Return every record below exactly as written, but leave out the pictures.

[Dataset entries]
┄┄┄┄┄┄┄┄┄┄

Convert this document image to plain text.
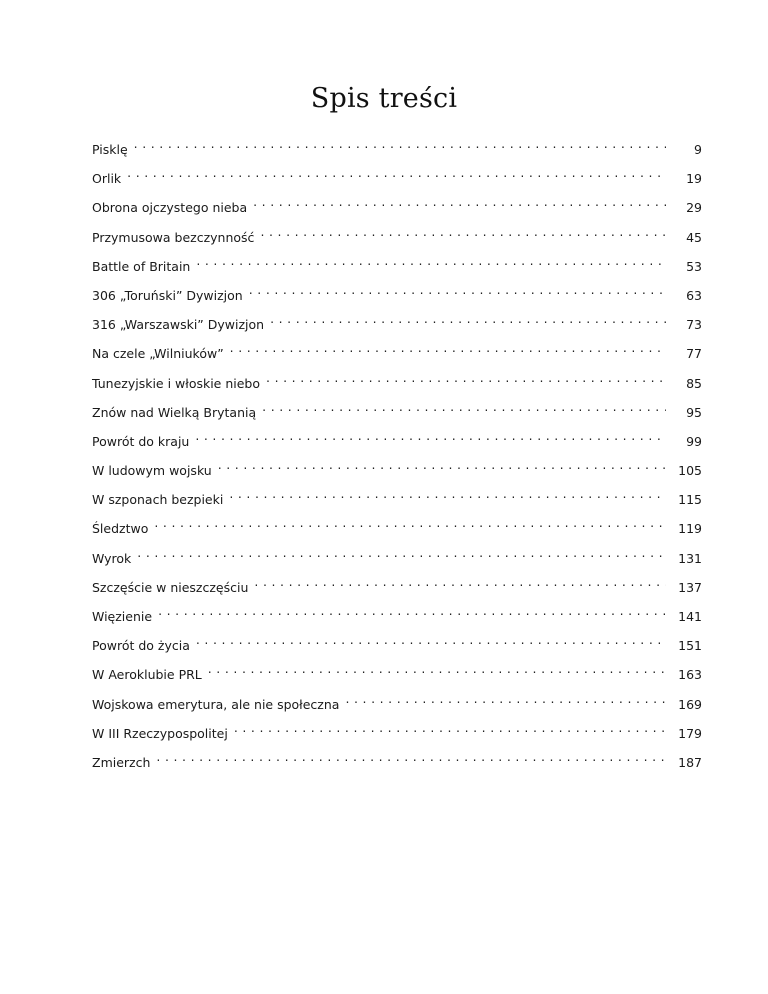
Spis treści
Pisklę . . .	9
Orlik . . .	19
Obrona ojczystego nieba . . .	29
Przymusowa bezczynność . . .	45
Battle of Britain . . .	53
306 „Toruński” Dywizjon . . .	63
316 „Warszawski” Dywizjon . . .	73
Na czele „Wilniuków” . . .	77
Tunezyjskie i włoskie niebo . . .	85
Znów nad Wielką Brytanią . . .	95
Powrót do kraju . . .	99
W ludowym wojsku . . .	105
W szponach bezpieki . . .	115
Śledztwo . . .	119
Wyrok . . .	131
Szczęście w nieszczęściu . . .	137
Więzienie . . .	141
Powrót do życia . . .	151
W Aeroklubie PRL . . .	163
Wojskowa emerytura, ale nie społeczna . . .	169
W III Rzeczypospolitej . . .	179
Zmierzch . . .	187
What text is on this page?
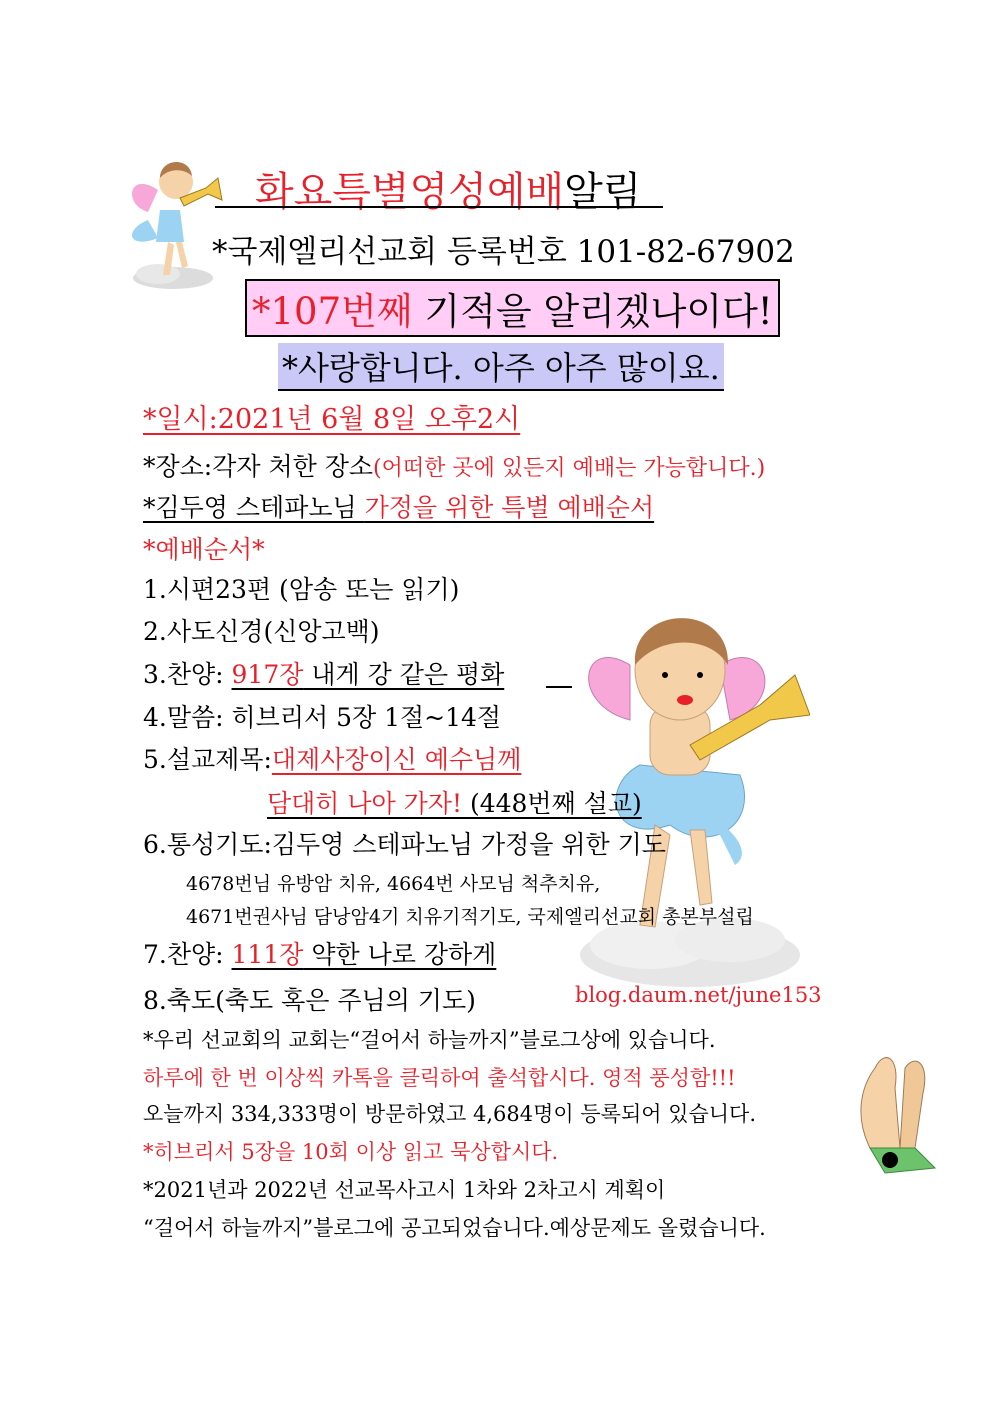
화요특별영성예배알림
*국제엘리선교회 등록번호 101-82-67902
*107번째 기적을 알리겠나이다!
*사랑합니다. 아주 아주 많이요.
*일시:2021년 6월 8일 오후2시
*장소:각자 처한 장소(어떠한 곳에 있든지 예배는 가능합니다.)
*김두영 스테파노님 가정을 위한 특별 예배순서
*예배순서*
1.시편23편 (암송 또는 읽기)
2.사도신경(신앙고백)
3.찬양: 917장 내게 강 같은 평화
4.말씀: 히브리서 5장 1절~14절
5.설교제목:대제사장이신 예수님께
담대히 나아 가자! (448번째 설교)
6.통성기도:김두영 스테파노님 가정을 위한 기도
4678번님 유방암 치유, 4664번 사모님 척추치유,
4671번권사님 담낭암4기 치유기적기도, 국제엘리선교회 총본부설립
7.찬양: 111장 약한 나로 강하게
8.축도(축도 혹은 주님의 기도)	blog.daum.net/june153
*우리 선교회의 교회는“걸어서 하늘까지”블로그상에 있습니다.
하루에 한 번 이상씩 카톡을 클릭하여 출석합시다. 영적 풍성함!!!
오늘까지 334,333명이 방문하였고 4,684명이 등록되어 있습니다.
*히브리서 5장을 10회 이상 읽고 묵상합시다.
*2021년과 2022년 선교목사고시 1차와 2차고시 계획이
“걸어서 하늘까지”블로그에 공고되었습니다.예상문제도 올렸습니다.
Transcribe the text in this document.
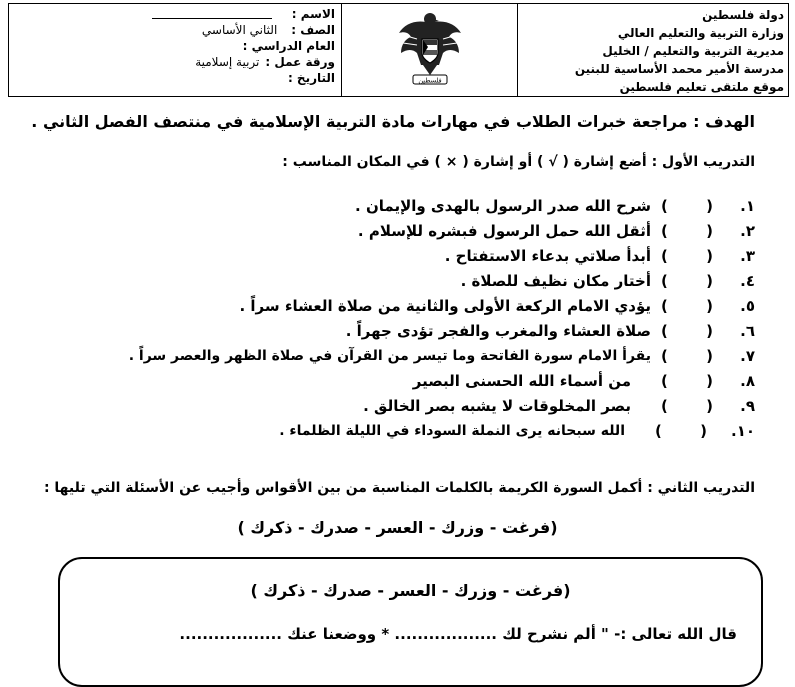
دولة فلسطين
وزارة التربية والتعليم العالي
مديرية التربية والتعليم / الخليل
مدرسة الأمير محمد الأساسية للبنين
موقع ملتقى تعليم فلسطين
فلسطين
الاسم :
الصف :
الثاني الأساسي
العام الدراسي :
ورقة عمل :
تربية إسلامية
التاريخ :
الهدف : مراجعة خبرات الطلاب في مهارات مادة التربية الإسلامية في منتصف الفصل الثاني .
التدريب الأول : أضع إشارة ( √ ) أو إشارة ( × ) في المكان المناسب :
١.
(
)
شرح الله صدر الرسول بالهدى والإيمان .
٢.
(
)
أثقل الله حمل الرسول فبشره للإسلام .
٣.
(
)
أبدأ صلاتي بدعاء الاستفتاح .
٤.
(
)
أختار مكان نظيف للصلاة .
٥.
(
)
يؤدي الامام الركعة الأولى والثانية من صلاة العشاء سراً .
٦.
(
)
صلاة العشاء والمغرب والفجر تؤدى جهراً .
٧.
(
)
يقرأ الامام سورة الفاتحة وما تيسر من القرآن في صلاة الظهر والعصر سراً .
٨.
(
)
من أسماء الله الحسنى البصير
٩.
(
)
بصر المخلوقات لا يشبه بصر الخالق .
١٠.
(
)
الله سبحانه يرى النملة السوداء في الليلة الظلماء .
التدريب الثاني : أكمل السورة الكريمة بالكلمات المناسبة من بين الأقواس وأجيب عن الأسئلة التي تليها :
(فرغت - وزرك - العسر - صدرك - ذكرك )
(فرغت - وزرك - العسر - صدرك - ذكرك )
قال الله تعالى :- " ألم نشرح لك .................. * ووضعنا عنك ..................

┄┄┄┄┄┄┄┄┄┄

> **RESPONSE BELOW**
Convert this document image to plain text.
Spis treści
Pisklę . . .	9
Orlik . . .	19
Obrona ojczystego nieba . . .	29
Przymusowa bezczynność . . .	45
Battle of Britain . . .	53
306 „Toruński” Dywizjon . . .	63
316 „Warszawski” Dywizjon . . .	73
Na czele „Wilniuków” . . .	77
Tunezyjskie i włoskie niebo . . .	85
Znów nad Wielką Brytanią . . .	95
Powrót do kraju . . .	99
W ludowym wojsku . . .	105
W szponach bezpieki . . .	115
Śledztwo . . .	119
Wyrok . . .	131
Szczęście w nieszczęściu . . .	137
Więzienie . . .	141
Powrót do życia . . .	151
W Aeroklubie PRL . . .	163
Wojskowa emerytura, ale nie społeczna . . .	169
W III Rzeczypospolitej . . .	179
Zmierzch . . .	187
What text is on this page?
화요특별영성예배알림
*국제엘리선교회 등록번호 101-82-67902
*107번째 기적을 알리겠나이다!
*사랑합니다. 아주 아주 많이요.
*일시:2021년 6월 8일 오후2시
*장소:각자 처한 장소(어떠한 곳에 있든지 예배는 가능합니다.)
*김두영 스테파노님 가정을 위한 특별 예배순서
*예배순서*
1.시편23편 (암송 또는 읽기)
2.사도신경(신앙고백)
3.찬양: 917장 내게 강 같은 평화
4.말씀: 히브리서 5장 1절~14절
5.설교제목:대제사장이신 예수님께
담대히 나아 가자! (448번째 설교)
6.통성기도:김두영 스테파노님 가정을 위한 기도
4678번님 유방암 치유, 4664번 사모님 척추치유,
4671번권사님 담낭암4기 치유기적기도, 국제엘리선교회 총본부설립
7.찬양: 111장 약한 나로 강하게
8.축도(축도 혹은 주님의 기도)	blog.daum.net/june153
*우리 선교회의 교회는“걸어서 하늘까지”블로그상에 있습니다.
하루에 한 번 이상씩 카톡을 클릭하여 출석합시다. 영적 풍성함!!!
오늘까지 334,333명이 방문하였고 4,684명이 등록되어 있습니다.
*히브리서 5장을 10회 이상 읽고 묵상합시다.
*2021년과 2022년 선교목사고시 1차와 2차고시 계획이
“걸어서 하늘까지”블로그에 공고되었습니다.예상문제도 올렸습니다.
Transcribe the text in this document.
دولة فلسطين
وزارة التربية والتعليم العالي
مديرية التربية والتعليم / الخليل
مدرسة الأمير محمد الأساسية للبنين
موقع ملتقى تعليم فلسطين
فلسطين
الاسم :
الصف :
الثاني الأساسي
العام الدراسي :
ورقة عمل :
تربية إسلامية
التاريخ :
الهدف : مراجعة خبرات الطلاب في مهارات مادة التربية الإسلامية في منتصف الفصل الثاني .
التدريب الأول : أضع إشارة ( √ ) أو إشارة ( × ) في المكان المناسب :
١.
(
)
شرح الله صدر الرسول بالهدى والإيمان .
٢.
(
)
أثقل الله حمل الرسول فبشره للإسلام .
٣.
(
)
أبدأ صلاتي بدعاء الاستفتاح .
٤.
(
)
أختار مكان نظيف للصلاة .
٥.
(
)
يؤدي الامام الركعة الأولى والثانية من صلاة العشاء سراً .
٦.
(
)
صلاة العشاء والمغرب والفجر تؤدى جهراً .
٧.
(
)
يقرأ الامام سورة الفاتحة وما تيسر من القرآن في صلاة الظهر والعصر سراً .
٨.
(
)
من أسماء الله الحسنى البصير
٩.
(
)
بصر المخلوقات لا يشبه بصر الخالق .
١٠.
(
)
الله سبحانه يرى النملة السوداء في الليلة الظلماء .
التدريب الثاني : أكمل السورة الكريمة بالكلمات المناسبة من بين الأقواس وأجيب عن الأسئلة التي تليها :
(فرغت - وزرك - العسر - صدرك - ذكرك )
(فرغت - وزرك - العسر - صدرك - ذكرك )
قال الله تعالى :- " ألم نشرح لك .................. * ووضعنا عنك ..................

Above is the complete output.